_Objective_
Output the records. Match them exactly.

_Data for this exercise_
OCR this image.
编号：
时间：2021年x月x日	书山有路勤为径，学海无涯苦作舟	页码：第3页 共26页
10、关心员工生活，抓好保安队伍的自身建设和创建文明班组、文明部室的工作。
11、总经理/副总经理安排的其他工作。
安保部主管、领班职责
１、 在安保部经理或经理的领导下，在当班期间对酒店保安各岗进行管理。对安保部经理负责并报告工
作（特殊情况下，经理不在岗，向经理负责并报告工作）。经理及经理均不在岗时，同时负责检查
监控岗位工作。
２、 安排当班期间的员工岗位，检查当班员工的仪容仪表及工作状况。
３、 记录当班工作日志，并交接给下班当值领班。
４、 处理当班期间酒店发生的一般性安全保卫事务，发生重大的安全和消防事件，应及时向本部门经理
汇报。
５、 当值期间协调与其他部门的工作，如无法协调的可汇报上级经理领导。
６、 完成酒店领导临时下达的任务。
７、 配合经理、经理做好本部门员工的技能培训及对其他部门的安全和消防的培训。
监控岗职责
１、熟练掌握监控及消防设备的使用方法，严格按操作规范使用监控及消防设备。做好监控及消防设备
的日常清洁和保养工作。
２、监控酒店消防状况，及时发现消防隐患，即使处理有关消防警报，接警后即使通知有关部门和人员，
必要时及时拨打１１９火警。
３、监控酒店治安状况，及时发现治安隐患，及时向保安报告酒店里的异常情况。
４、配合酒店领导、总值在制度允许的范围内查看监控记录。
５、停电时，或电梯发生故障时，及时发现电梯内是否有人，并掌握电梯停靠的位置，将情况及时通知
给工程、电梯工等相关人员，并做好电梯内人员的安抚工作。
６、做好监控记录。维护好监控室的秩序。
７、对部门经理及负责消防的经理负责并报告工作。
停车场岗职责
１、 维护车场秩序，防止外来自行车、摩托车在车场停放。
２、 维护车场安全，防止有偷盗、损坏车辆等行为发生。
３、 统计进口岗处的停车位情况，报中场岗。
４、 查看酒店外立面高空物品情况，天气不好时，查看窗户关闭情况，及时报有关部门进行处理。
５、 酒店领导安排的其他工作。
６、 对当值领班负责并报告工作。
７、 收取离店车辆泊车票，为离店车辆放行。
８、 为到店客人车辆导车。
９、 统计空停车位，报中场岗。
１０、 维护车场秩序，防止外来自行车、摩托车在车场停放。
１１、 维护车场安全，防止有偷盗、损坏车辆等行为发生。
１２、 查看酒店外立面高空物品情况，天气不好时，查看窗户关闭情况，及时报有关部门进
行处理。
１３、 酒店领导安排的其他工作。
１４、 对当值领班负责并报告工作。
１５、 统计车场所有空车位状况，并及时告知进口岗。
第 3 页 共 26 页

_Answer to the exercise_
OCR this image.
编号：
时间：2021年x月x日	书山有路勤为径，学海无涯苦作舟	页码：第3页 共26页
10、关心员工生活，抓好保安队伍的自身建设和创建文明班组、文明部室的工作。
11、总经理/副总经理安排的其他工作。
安保部主管、领班职责
１、 在安保部经理或经理的领导下，在当班期间对酒店保安各岗进行管理。对安保部经理负责并报告工
作（特殊情况下，经理不在岗，向经理负责并报告工作）。经理及经理均不在岗时，同时负责检查
监控岗位工作。
２、 安排当班期间的员工岗位，检查当班员工的仪容仪表及工作状况。
３、 记录当班工作日志，并交接给下班当值领班。
４、 处理当班期间酒店发生的一般性安全保卫事务，发生重大的安全和消防事件，应及时向本部门经理
汇报。
５、 当值期间协调与其他部门的工作，如无法协调的可汇报上级经理领导。
６、 完成酒店领导临时下达的任务。
７、 配合经理、经理做好本部门员工的技能培训及对其他部门的安全和消防的培训。
监控岗职责
１、熟练掌握监控及消防设备的使用方法，严格按操作规范使用监控及消防设备。做好监控及消防设备
的日常清洁和保养工作。
２、监控酒店消防状况，及时发现消防隐患，即使处理有关消防警报，接警后即使通知有关部门和人员，
必要时及时拨打１１９火警。
３、监控酒店治安状况，及时发现治安隐患，及时向保安报告酒店里的异常情况。
４、配合酒店领导、总值在制度允许的范围内查看监控记录。
５、停电时，或电梯发生故障时，及时发现电梯内是否有人，并掌握电梯停靠的位置，将情况及时通知
给工程、电梯工等相关人员，并做好电梯内人员的安抚工作。
６、做好监控记录。维护好监控室的秩序。
７、对部门经理及负责消防的经理负责并报告工作。
停车场岗职责
１、 维护车场秩序，防止外来自行车、摩托车在车场停放。
２、 维护车场安全，防止有偷盗、损坏车辆等行为发生。
３、 统计进口岗处的停车位情况，报中场岗。
４、 查看酒店外立面高空物品情况，天气不好时，查看窗户关闭情况，及时报有关部门进行处理。
５、 酒店领导安排的其他工作。
６、 对当值领班负责并报告工作。
７、 收取离店车辆泊车票，为离店车辆放行。
８、 为到店客人车辆导车。
９、 统计空停车位，报中场岗。
１０、 维护车场秩序，防止外来自行车、摩托车在车场停放。
１１、 维护车场安全，防止有偷盗、损坏车辆等行为发生。
１２、 查看酒店外立面高空物品情况，天气不好时，查看窗户关闭情况，及时报有关部门进
行处理。
１３、 酒店领导安排的其他工作。
１４、 对当值领班负责并报告工作。
１５、 统计车场所有空车位状况，并及时告知进口岗。
第 3 页 共 26 页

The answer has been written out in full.